◆ Exercise goal
Reproduce the records that follow in full, excluding any picture they contain.

=== Information given ===

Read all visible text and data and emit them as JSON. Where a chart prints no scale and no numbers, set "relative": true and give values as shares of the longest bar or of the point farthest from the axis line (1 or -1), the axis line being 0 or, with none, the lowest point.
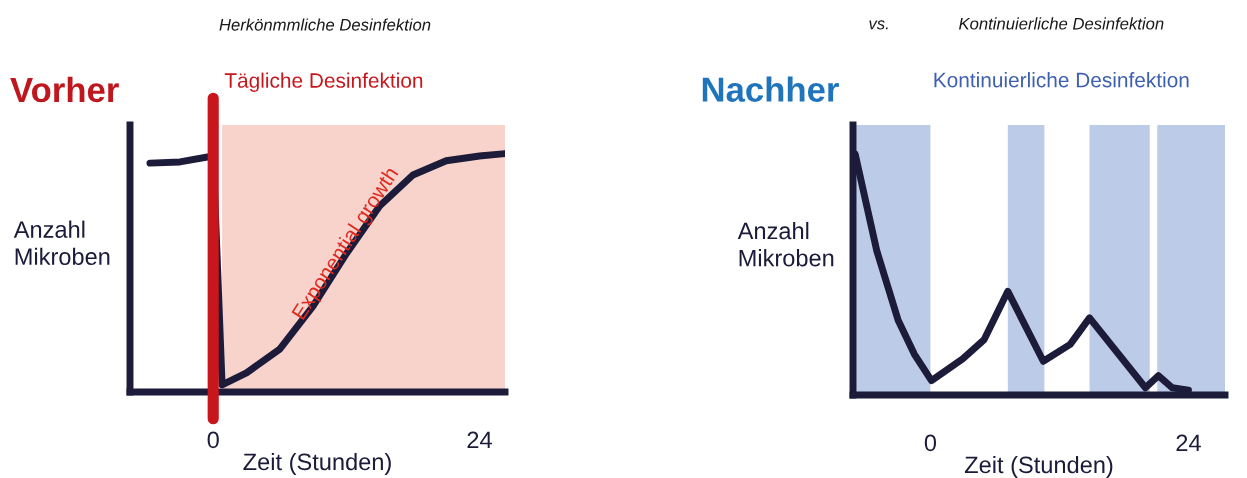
{
  "chart_data": [
    {
      "type": "line",
      "title": "Vorher",
      "subtitle": "Herkönmmliche Desinfektion",
      "xlabel": "Zeit (Stunden)",
      "ylabel": "Anzahl\nMikroben",
      "relative": true,
      "xlim": [
        -7.5,
        26.3
      ],
      "xticks": [
        0,
        24
      ],
      "series": [
        {
          "color": "#1c1c3a",
          "x": [
            -5.7,
            -3,
            0,
            0.8,
            3,
            6,
            9,
            12,
            15,
            18,
            21,
            24,
            26.3
          ],
          "values": [
            0.96,
            0.965,
            0.99,
            0.03,
            0.08,
            0.18,
            0.36,
            0.58,
            0.78,
            0.91,
            0.97,
            0.99,
            1.0
          ]
        }
      ],
      "ref_lines": [
        {
          "axis": "x",
          "value": 0,
          "label": "Tägliche Desinfektion",
          "color": "#c8161d"
        }
      ],
      "bands": [
        {
          "axis": "x",
          "from": 0.8,
          "to": 26.3,
          "color": "#f8d3cb"
        }
      ],
      "annotations": [
        {
          "text": "Exponential growth",
          "x": 12,
          "y": 0.62
        },
        "vs."
      ],
      "grid": false,
      "legend": false
    },
    {
      "type": "line",
      "title": "Nachher",
      "subtitle": "Kontinuierliche Desinfektion",
      "xlabel": "Zeit (Stunden)",
      "ylabel": "Anzahl\nMikroben",
      "relative": true,
      "xlim": [
        -7.2,
        27.4
      ],
      "xticks": [
        0,
        24
      ],
      "series": [
        {
          "color": "#1c1c3a",
          "x": [
            -7,
            -5,
            -3,
            -1.5,
            0.1,
            3,
            5,
            7.2,
            10.5,
            13,
            14.8,
            20,
            21.2,
            22.5,
            24
          ],
          "values": [
            1.0,
            0.6,
            0.31,
            0.17,
            0.06,
            0.15,
            0.23,
            0.43,
            0.14,
            0.21,
            0.32,
            0.03,
            0.08,
            0.03,
            0.02
          ]
        }
      ],
      "bands": [
        {
          "axis": "x",
          "from": -7.2,
          "to": 0,
          "color": "#bccbe8"
        },
        {
          "axis": "x",
          "from": 7.2,
          "to": 10.6,
          "color": "#bccbe8"
        },
        {
          "axis": "x",
          "from": 14.8,
          "to": 20.4,
          "color": "#bccbe8"
        },
        {
          "axis": "x",
          "from": 21.1,
          "to": 27.4,
          "color": "#bccbe8"
        }
      ],
      "annotations": [
        "Kontinuierliche Desinfektion"
      ],
      "grid": false,
      "legend": false
    }
  ]
}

===

◆ Solution for this problem
Read all visible text and data and emit them as JSON. Where a chart prints no scale and no numbers, set "relative": true and give values as shares of the longest bar or of the point farthest from the axis line (1 or -1), the axis line being 0 or, with none, the lowest point.
{
  "chart_data": [
    {
      "type": "line",
      "title": "Vorher",
      "subtitle": "Herkönmmliche Desinfektion",
      "xlabel": "Zeit (Stunden)",
      "ylabel": "Anzahl\nMikroben",
      "relative": true,
      "xlim": [
        -7.5,
        26.3
      ],
      "xticks": [
        0,
        24
      ],
      "series": [
        {
          "color": "#1c1c3a",
          "x": [
            -5.7,
            -3,
            0,
            0.8,
            3,
            6,
            9,
            12,
            15,
            18,
            21,
            24,
            26.3
          ],
          "values": [
            0.96,
            0.965,
            0.99,
            0.03,
            0.08,
            0.18,
            0.36,
            0.58,
            0.78,
            0.91,
            0.97,
            0.99,
            1.0
          ]
        }
      ],
      "ref_lines": [
        {
          "axis": "x",
          "value": 0,
          "label": "Tägliche Desinfektion",
          "color": "#c8161d"
        }
      ],
      "bands": [
        {
          "axis": "x",
          "from": 0.8,
          "to": 26.3,
          "color": "#f8d3cb"
        }
      ],
      "annotations": [
        {
          "text": "Exponential growth",
          "x": 12,
          "y": 0.62
        },
        "vs."
      ],
      "grid": false,
      "legend": false
    },
    {
      "type": "line",
      "title": "Nachher",
      "subtitle": "Kontinuierliche Desinfektion",
      "xlabel": "Zeit (Stunden)",
      "ylabel": "Anzahl\nMikroben",
      "relative": true,
      "xlim": [
        -7.2,
        27.4
      ],
      "xticks": [
        0,
        24
      ],
      "series": [
        {
          "color": "#1c1c3a",
          "x": [
            -7,
            -5,
            -3,
            -1.5,
            0.1,
            3,
            5,
            7.2,
            10.5,
            13,
            14.8,
            20,
            21.2,
            22.5,
            24
          ],
          "values": [
            1.0,
            0.6,
            0.31,
            0.17,
            0.06,
            0.15,
            0.23,
            0.43,
            0.14,
            0.21,
            0.32,
            0.03,
            0.08,
            0.03,
            0.02
          ]
        }
      ],
      "bands": [
        {
          "axis": "x",
          "from": -7.2,
          "to": 0,
          "color": "#bccbe8"
        },
        {
          "axis": "x",
          "from": 7.2,
          "to": 10.6,
          "color": "#bccbe8"
        },
        {
          "axis": "x",
          "from": 14.8,
          "to": 20.4,
          "color": "#bccbe8"
        },
        {
          "axis": "x",
          "from": 21.1,
          "to": 27.4,
          "color": "#bccbe8"
        }
      ],
      "annotations": [
        "Kontinuierliche Desinfektion"
      ],
      "grid": false,
      "legend": false
    }
  ]
}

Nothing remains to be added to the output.